◆ **Aim of the task**:
The records below are to be copied word for word, with every picture left out.

◆ **Input**:
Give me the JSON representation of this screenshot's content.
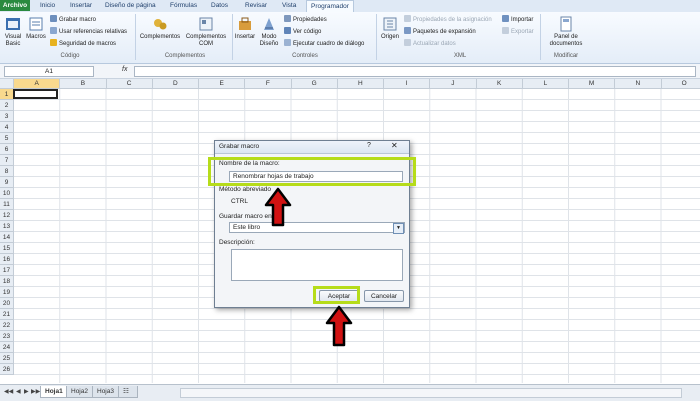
{
  "ribbon_tabs": [
    "Archivo",
    "Inicio",
    "Insertar",
    "Diseño de página",
    "Fórmulas",
    "Datos",
    "Revisar",
    "Vista",
    "Programador"
  ],
  "ribbon": {
    "codigo": {
      "visual_basic": "Visual\nBasic",
      "macros": "Macros",
      "grabar_macro": "Grabar macro",
      "usar_referencias": "Usar referencias relativas",
      "seguridad": "Seguridad de macros",
      "label": "Código"
    },
    "complementos": {
      "complementos": "Complementos",
      "complementos_com": "Complementos\nCOM",
      "label": "Complementos"
    },
    "controles": {
      "insertar": "Insertar",
      "modo_diseno": "Modo\nDiseño",
      "propiedades": "Propiedades",
      "ver_codigo": "Ver código",
      "ejecutar_cuadro": "Ejecutar cuadro de diálogo",
      "label": "Controles"
    },
    "xml": {
      "origen": "Origen",
      "propiedades_asignacion": "Propiedades de la asignación",
      "paquetes_expansion": "Paquetes de expansión",
      "actualizar_datos": "Actualizar datos",
      "importar": "Importar",
      "exportar": "Exportar",
      "label": "XML"
    },
    "modificar": {
      "panel_documentos": "Panel de\ndocumentos",
      "label": "Modificar"
    }
  },
  "formula_bar": {
    "name_box": "A1",
    "fx": "fx",
    "value": ""
  },
  "columns": [
    "A",
    "B",
    "C",
    "D",
    "E",
    "F",
    "G",
    "H",
    "I",
    "J",
    "K",
    "L",
    "M",
    "N",
    "O"
  ],
  "rows": [
    "1",
    "2",
    "3",
    "4",
    "5",
    "6",
    "7",
    "8",
    "9",
    "10",
    "11",
    "12",
    "13",
    "14",
    "15",
    "16",
    "17",
    "18",
    "19",
    "20",
    "21",
    "22",
    "23",
    "24",
    "25",
    "26"
  ],
  "sheet_tabs": [
    "Hoja1",
    "Hoja2",
    "Hoja3"
  ],
  "dialog": {
    "title": "Grabar macro",
    "help_glyph": "?",
    "close_glyph": "✕",
    "macro_name_label": "Nombre de la macro:",
    "macro_name_value": "Renombrar hojas de trabajo",
    "shortcut_label": "Método abreviado",
    "shortcut_prefix": "CTRL",
    "store_label": "Guardar macro en",
    "store_value": "Este libro",
    "description_label": "Descripción:",
    "description_value": "",
    "ok_button": "Aceptar",
    "cancel_button": "Cancelar"
  },
  "colors": {
    "highlight": "#b6dc1a",
    "arrow_fill": "#d11212",
    "arrow_outline": "#000000",
    "file_tab": "#2a8a3f"
  }
}
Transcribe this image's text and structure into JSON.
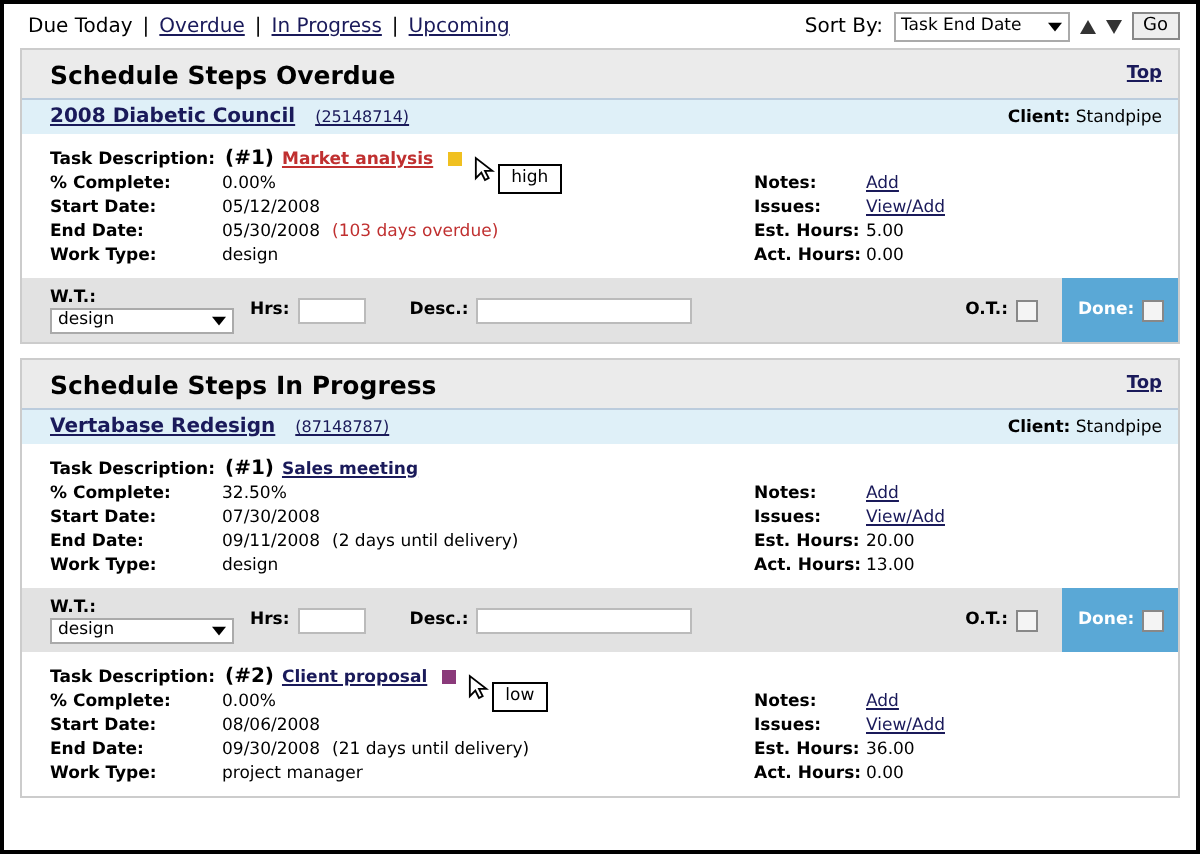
{
  "nav": {
    "items": [
      {
        "label": "Due Today",
        "selected": true
      },
      {
        "sep": "|",
        "label": "Overdue",
        "selected": false
      },
      {
        "sep": "|",
        "label": "In Progress",
        "selected": false
      },
      {
        "sep": "|",
        "label": "Upcoming",
        "selected": false
      }
    ],
    "sort_label": "Sort By:",
    "sort_value": "Task End Date",
    "go": "Go"
  },
  "sections": [
    {
      "title": "Schedule Steps Overdue",
      "top": "Top",
      "project": {
        "name": "2008 Diabetic Council",
        "code": "(25148714)",
        "client_label": "Client:",
        "client": "Standpipe"
      },
      "items": [
        {
          "kind": "task",
          "overdue": true,
          "desc_label": "Task Description:",
          "number": "(#1)",
          "name": "Market analysis",
          "color": "#f0c020",
          "tooltip": "high",
          "left": [
            {
              "label": "% Complete:",
              "value": "0.00%"
            },
            {
              "label": "Start Date:",
              "value": "05/12/2008"
            },
            {
              "label": "End Date:",
              "value": "05/30/2008",
              "note": "(103 days overdue)"
            },
            {
              "label": "Work Type:",
              "value": "design"
            }
          ],
          "right": [
            {
              "kind": "link",
              "label": "Notes:",
              "value": "Add"
            },
            {
              "kind": "link",
              "label": "Issues:",
              "value": "View/Add"
            },
            {
              "kind": "text",
              "label": "Est. Hours:",
              "value": "5.00"
            },
            {
              "kind": "text",
              "label": "Act. Hours:",
              "value": "0.00"
            }
          ]
        },
        {
          "kind": "edit",
          "wt_label": "W.T.:",
          "wt": "design",
          "hrs_label": "Hrs:",
          "desc_label": "Desc.:",
          "ot_label": "O.T.:",
          "ot": false,
          "done_label": "Done:",
          "done": false
        }
      ]
    },
    {
      "title": "Schedule Steps In Progress",
      "top": "Top",
      "project": {
        "name": "Vertabase Redesign",
        "code": "(87148787)",
        "client_label": "Client:",
        "client": "Standpipe"
      },
      "items": [
        {
          "kind": "task",
          "overdue": false,
          "desc_label": "Task Description:",
          "number": "(#1)",
          "name": "Sales meeting",
          "left": [
            {
              "label": "% Complete:",
              "value": "32.50%"
            },
            {
              "label": "Start Date:",
              "value": "07/30/2008"
            },
            {
              "label": "End Date:",
              "value": "09/11/2008",
              "note": "(2 days until delivery)"
            },
            {
              "label": "Work Type:",
              "value": "design"
            }
          ],
          "right": [
            {
              "kind": "link",
              "label": "Notes:",
              "value": "Add"
            },
            {
              "kind": "link",
              "label": "Issues:",
              "value": "View/Add"
            },
            {
              "kind": "text",
              "label": "Est. Hours:",
              "value": "20.00"
            },
            {
              "kind": "text",
              "label": "Act. Hours:",
              "value": "13.00"
            }
          ]
        },
        {
          "kind": "edit",
          "wt_label": "W.T.:",
          "wt": "design",
          "hrs_label": "Hrs:",
          "desc_label": "Desc.:",
          "ot_label": "O.T.:",
          "ot": false,
          "done_label": "Done:",
          "done": false
        },
        {
          "kind": "task",
          "overdue": false,
          "desc_label": "Task Description:",
          "number": "(#2)",
          "name": "Client proposal",
          "color": "#8a3a7a",
          "tooltip": "low",
          "left": [
            {
              "label": "% Complete:",
              "value": "0.00%"
            },
            {
              "label": "Start Date:",
              "value": "08/06/2008"
            },
            {
              "label": "End Date:",
              "value": "09/30/2008",
              "note": "(21 days until delivery)"
            },
            {
              "label": "Work Type:",
              "value": "project manager"
            }
          ],
          "right": [
            {
              "kind": "link",
              "label": "Notes:",
              "value": "Add"
            },
            {
              "kind": "link",
              "label": "Issues:",
              "value": "View/Add"
            },
            {
              "kind": "text",
              "label": "Est. Hours:",
              "value": "36.00"
            },
            {
              "kind": "text",
              "label": "Act. Hours:",
              "value": "0.00"
            }
          ]
        }
      ]
    }
  ]
}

◆ **Answer to the problem**:
Give me the JSON representation of this screenshot's content.
{
  "ribbon_tabs": [
    "Archivo",
    "Inicio",
    "Insertar",
    "Diseño de página",
    "Fórmulas",
    "Datos",
    "Revisar",
    "Vista",
    "Programador"
  ],
  "ribbon": {
    "codigo": {
      "visual_basic": "Visual\nBasic",
      "macros": "Macros",
      "grabar_macro": "Grabar macro",
      "usar_referencias": "Usar referencias relativas",
      "seguridad": "Seguridad de macros",
      "label": "Código"
    },
    "complementos": {
      "complementos": "Complementos",
      "complementos_com": "Complementos\nCOM",
      "label": "Complementos"
    },
    "controles": {
      "insertar": "Insertar",
      "modo_diseno": "Modo\nDiseño",
      "propiedades": "Propiedades",
      "ver_codigo": "Ver código",
      "ejecutar_cuadro": "Ejecutar cuadro de diálogo",
      "label": "Controles"
    },
    "xml": {
      "origen": "Origen",
      "propiedades_asignacion": "Propiedades de la asignación",
      "paquetes_expansion": "Paquetes de expansión",
      "actualizar_datos": "Actualizar datos",
      "importar": "Importar",
      "exportar": "Exportar",
      "label": "XML"
    },
    "modificar": {
      "panel_documentos": "Panel de\ndocumentos",
      "label": "Modificar"
    }
  },
  "formula_bar": {
    "name_box": "A1",
    "fx": "fx",
    "value": ""
  },
  "columns": [
    "A",
    "B",
    "C",
    "D",
    "E",
    "F",
    "G",
    "H",
    "I",
    "J",
    "K",
    "L",
    "M",
    "N",
    "O"
  ],
  "rows": [
    "1",
    "2",
    "3",
    "4",
    "5",
    "6",
    "7",
    "8",
    "9",
    "10",
    "11",
    "12",
    "13",
    "14",
    "15",
    "16",
    "17",
    "18",
    "19",
    "20",
    "21",
    "22",
    "23",
    "24",
    "25",
    "26"
  ],
  "sheet_tabs": [
    "Hoja1",
    "Hoja2",
    "Hoja3"
  ],
  "dialog": {
    "title": "Grabar macro",
    "help_glyph": "?",
    "close_glyph": "✕",
    "macro_name_label": "Nombre de la macro:",
    "macro_name_value": "Renombrar hojas de trabajo",
    "shortcut_label": "Método abreviado",
    "shortcut_prefix": "CTRL",
    "store_label": "Guardar macro en",
    "store_value": "Este libro",
    "description_label": "Descripción:",
    "description_value": "",
    "ok_button": "Aceptar",
    "cancel_button": "Cancelar"
  },
  "colors": {
    "highlight": "#b6dc1a",
    "arrow_fill": "#d11212",
    "arrow_outline": "#000000",
    "file_tab": "#2a8a3f"
  }
}
Transcribe this image's text and structure into JSON.
{
  "nav": {
    "items": [
      {
        "label": "Due Today",
        "selected": true
      },
      {
        "sep": "|",
        "label": "Overdue",
        "selected": false
      },
      {
        "sep": "|",
        "label": "In Progress",
        "selected": false
      },
      {
        "sep": "|",
        "label": "Upcoming",
        "selected": false
      }
    ],
    "sort_label": "Sort By:",
    "sort_value": "Task End Date",
    "go": "Go"
  },
  "sections": [
    {
      "title": "Schedule Steps Overdue",
      "top": "Top",
      "project": {
        "name": "2008 Diabetic Council",
        "code": "(25148714)",
        "client_label": "Client:",
        "client": "Standpipe"
      },
      "items": [
        {
          "kind": "task",
          "overdue": true,
          "desc_label": "Task Description:",
          "number": "(#1)",
          "name": "Market analysis",
          "color": "#f0c020",
          "tooltip": "high",
          "left": [
            {
              "label": "% Complete:",
              "value": "0.00%"
            },
            {
              "label": "Start Date:",
              "value": "05/12/2008"
            },
            {
              "label": "End Date:",
              "value": "05/30/2008",
              "note": "(103 days overdue)"
            },
            {
              "label": "Work Type:",
              "value": "design"
            }
          ],
          "right": [
            {
              "kind": "link",
              "label": "Notes:",
              "value": "Add"
            },
            {
              "kind": "link",
              "label": "Issues:",
              "value": "View/Add"
            },
            {
              "kind": "text",
              "label": "Est. Hours:",
              "value": "5.00"
            },
            {
              "kind": "text",
              "label": "Act. Hours:",
              "value": "0.00"
            }
          ]
        },
        {
          "kind": "edit",
          "wt_label": "W.T.:",
          "wt": "design",
          "hrs_label": "Hrs:",
          "desc_label": "Desc.:",
          "ot_label": "O.T.:",
          "ot": false,
          "done_label": "Done:",
          "done": false
        }
      ]
    },
    {
      "title": "Schedule Steps In Progress",
      "top": "Top",
      "project": {
        "name": "Vertabase Redesign",
        "code": "(87148787)",
        "client_label": "Client:",
        "client": "Standpipe"
      },
      "items": [
        {
          "kind": "task",
          "overdue": false,
          "desc_label": "Task Description:",
          "number": "(#1)",
          "name": "Sales meeting",
          "left": [
            {
              "label": "% Complete:",
              "value": "32.50%"
            },
            {
              "label": "Start Date:",
              "value": "07/30/2008"
            },
            {
              "label": "End Date:",
              "value": "09/11/2008",
              "note": "(2 days until delivery)"
            },
            {
              "label": "Work Type:",
              "value": "design"
            }
          ],
          "right": [
            {
              "kind": "link",
              "label": "Notes:",
              "value": "Add"
            },
            {
              "kind": "link",
              "label": "Issues:",
              "value": "View/Add"
            },
            {
              "kind": "text",
              "label": "Est. Hours:",
              "value": "20.00"
            },
            {
              "kind": "text",
              "label": "Act. Hours:",
              "value": "13.00"
            }
          ]
        },
        {
          "kind": "edit",
          "wt_label": "W.T.:",
          "wt": "design",
          "hrs_label": "Hrs:",
          "desc_label": "Desc.:",
          "ot_label": "O.T.:",
          "ot": false,
          "done_label": "Done:",
          "done": false
        },
        {
          "kind": "task",
          "overdue": false,
          "desc_label": "Task Description:",
          "number": "(#2)",
          "name": "Client proposal",
          "color": "#8a3a7a",
          "tooltip": "low",
          "left": [
            {
              "label": "% Complete:",
              "value": "0.00%"
            },
            {
              "label": "Start Date:",
              "value": "08/06/2008"
            },
            {
              "label": "End Date:",
              "value": "09/30/2008",
              "note": "(21 days until delivery)"
            },
            {
              "label": "Work Type:",
              "value": "project manager"
            }
          ],
          "right": [
            {
              "kind": "link",
              "label": "Notes:",
              "value": "Add"
            },
            {
              "kind": "link",
              "label": "Issues:",
              "value": "View/Add"
            },
            {
              "kind": "text",
              "label": "Est. Hours:",
              "value": "36.00"
            },
            {
              "kind": "text",
              "label": "Act. Hours:",
              "value": "0.00"
            }
          ]
        }
      ]
    }
  ]
}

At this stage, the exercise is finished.